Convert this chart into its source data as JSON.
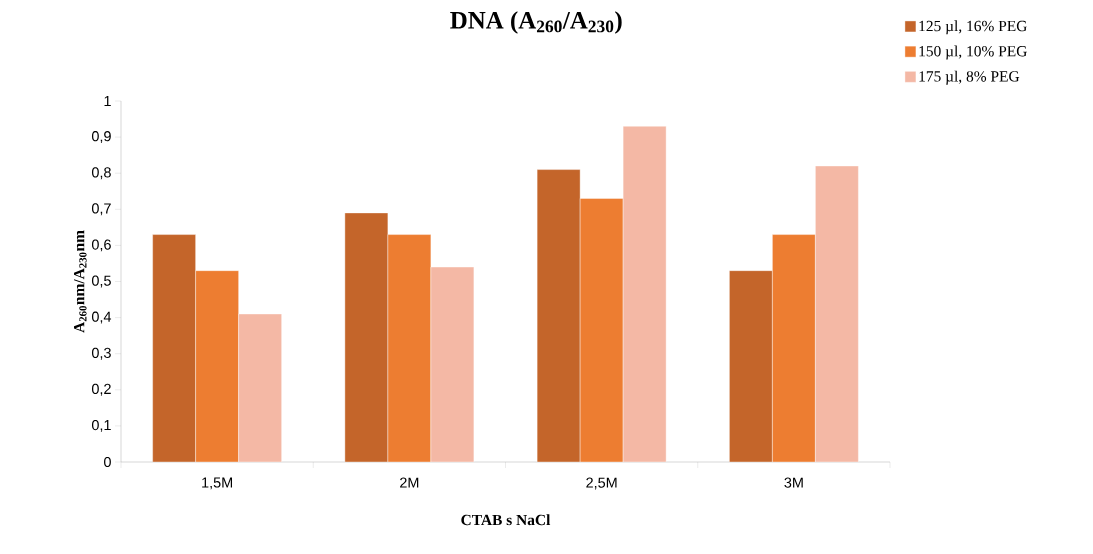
{
  "chart_data": {
    "type": "bar",
    "title": "DNA (A$_{260}$/A$_{230}$)",
    "xlabel": "CTAB s NaCl",
    "ylabel": "A$_{260}$nm/A$_{230}$nm",
    "categories": [
      "1,5M",
      "2M",
      "2,5M",
      "3M"
    ],
    "series": [
      {
        "name": "125 µl, 16% PEG",
        "color": "#c4652a",
        "values": [
          0.63,
          0.69,
          0.81,
          0.53
        ]
      },
      {
        "name": "150 µl, 10% PEG",
        "color": "#ed7d31",
        "values": [
          0.53,
          0.63,
          0.73,
          0.63
        ]
      },
      {
        "name": "175 µl, 8% PEG",
        "color": "#f4b8a5",
        "values": [
          0.41,
          0.54,
          0.93,
          0.82
        ]
      }
    ],
    "ylim": [
      0,
      1
    ],
    "yticks": [
      0,
      {
        "value": 0.1,
        "label": "0,1"
      },
      {
        "value": 0.2,
        "label": "0,2"
      },
      {
        "value": 0.3,
        "label": "0,3"
      },
      {
        "value": 0.4,
        "label": "0,4"
      },
      {
        "value": 0.5,
        "label": "0,5"
      },
      {
        "value": 0.6,
        "label": "0,6"
      },
      {
        "value": 0.7,
        "label": "0,7"
      },
      {
        "value": 0.8,
        "label": "0,8"
      },
      {
        "value": 0.9,
        "label": "0,9"
      },
      1
    ],
    "legend": "top right",
    "grid": false
  }
}
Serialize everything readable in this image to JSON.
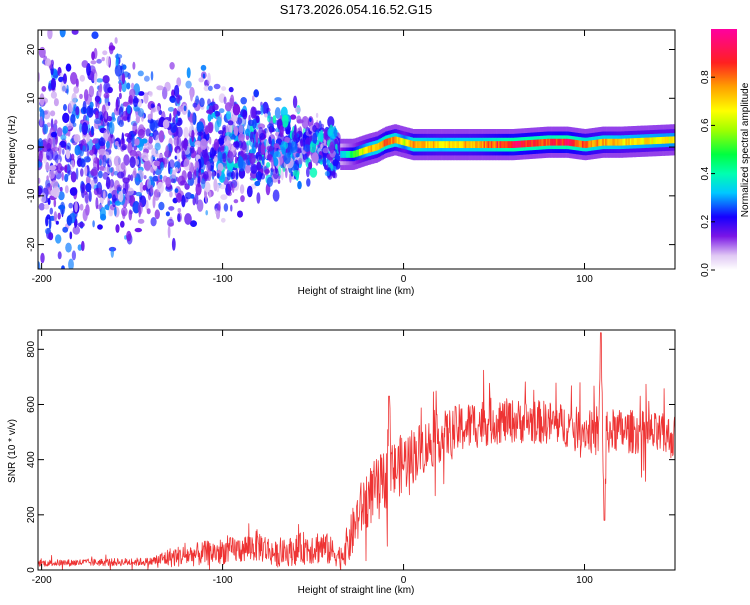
{
  "chart_data": [
    {
      "type": "heatmap",
      "title": "S173.2026.054.16.52.G15",
      "xlabel": "Height of straight line (km)",
      "ylabel": "Frequency (Hz)",
      "xlim": [
        -202,
        150
      ],
      "ylim": [
        -25,
        24
      ],
      "x_ticks": [
        -200,
        -100,
        0,
        100
      ],
      "x_tick_labels": [
        "-200",
        "-100",
        "0",
        "100"
      ],
      "y_ticks": [
        -20,
        -10,
        0,
        10,
        20
      ],
      "y_tick_labels": [
        "-20",
        "-10",
        "0",
        "10",
        "20"
      ],
      "colorbar": {
        "label": "Normalized spectral amplitude",
        "range": [
          0,
          1
        ],
        "ticks": [
          0.0,
          0.2,
          0.4,
          0.6,
          0.8
        ],
        "tick_labels": [
          "0.0",
          "0.2",
          "0.4",
          "0.6",
          "0.8"
        ]
      },
      "ridge": {
        "x": [
          -35,
          -28,
          -20,
          -15,
          -10,
          -5,
          0,
          5,
          10,
          20,
          40,
          60,
          80,
          90,
          100,
          110,
          120,
          150
        ],
        "freq": [
          -1.5,
          -1.5,
          -0.5,
          0,
          1,
          1.5,
          1,
          0.5,
          0.5,
          0.5,
          0.5,
          0.5,
          1,
          1,
          0.5,
          1,
          1,
          1.5
        ],
        "amplitude": [
          0.3,
          0.5,
          0.7,
          0.75,
          0.85,
          0.75,
          0.6,
          0.8,
          0.75,
          0.7,
          0.75,
          0.9,
          0.85,
          0.9,
          0.8,
          0.75,
          0.7,
          0.65
        ]
      },
      "scatter_region": {
        "x_range": [
          -202,
          -35
        ],
        "freq_spread_hz": [
          -25,
          24
        ],
        "narrowing_toward_x": -35,
        "typical_amplitude": [
          0.05,
          0.3
        ]
      }
    },
    {
      "type": "line",
      "title": "",
      "xlabel": "Height of straight line (km)",
      "ylabel": "SNR (10 * v/v)",
      "xlim": [
        -202,
        150
      ],
      "ylim": [
        0,
        870
      ],
      "x_ticks": [
        -200,
        -100,
        0,
        100
      ],
      "x_tick_labels": [
        "-200",
        "-100",
        "0",
        "100"
      ],
      "y_ticks": [
        0,
        200,
        400,
        600,
        800
      ],
      "y_tick_labels": [
        "0",
        "200",
        "400",
        "600",
        "800"
      ],
      "color": "#ee3333",
      "envelope": {
        "x": [
          -202,
          -140,
          -130,
          -110,
          -90,
          -80,
          -70,
          -55,
          -45,
          -35,
          -30,
          -25,
          -20,
          -10,
          0,
          10,
          20,
          30,
          40,
          50,
          60,
          80,
          100,
          109,
          115,
          130,
          150
        ],
        "mean": [
          25,
          30,
          45,
          60,
          75,
          90,
          55,
          80,
          85,
          50,
          100,
          200,
          260,
          330,
          390,
          440,
          480,
          510,
          530,
          540,
          540,
          535,
          510,
          480,
          505,
          500,
          480
        ],
        "spread": [
          12,
          15,
          35,
          45,
          50,
          60,
          45,
          60,
          65,
          40,
          80,
          100,
          110,
          110,
          110,
          100,
          90,
          90,
          90,
          85,
          80,
          80,
          75,
          80,
          80,
          80,
          80
        ]
      },
      "features": [
        {
          "x": 109,
          "value": 860,
          "kind": "spike"
        },
        {
          "x": 111,
          "value": 180,
          "kind": "dip"
        },
        {
          "x": -8,
          "value": 630,
          "kind": "spike"
        }
      ]
    }
  ]
}
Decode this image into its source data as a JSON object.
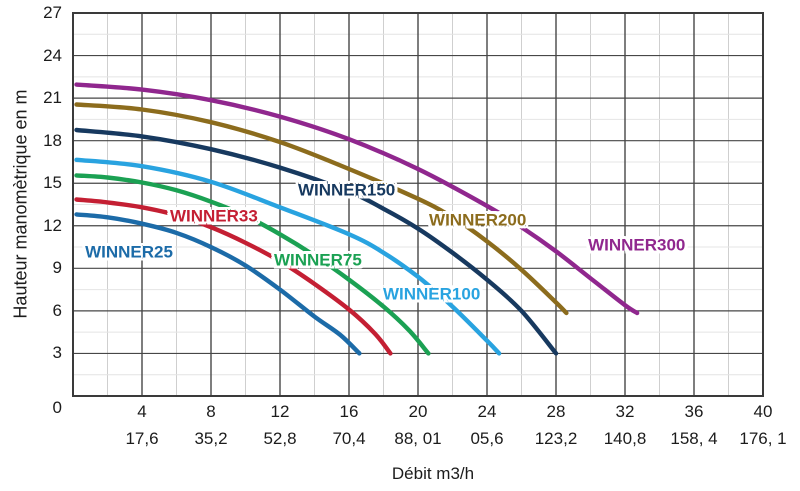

==========

Lines containing the word "ylabel" are to be tallied; report only the total.

3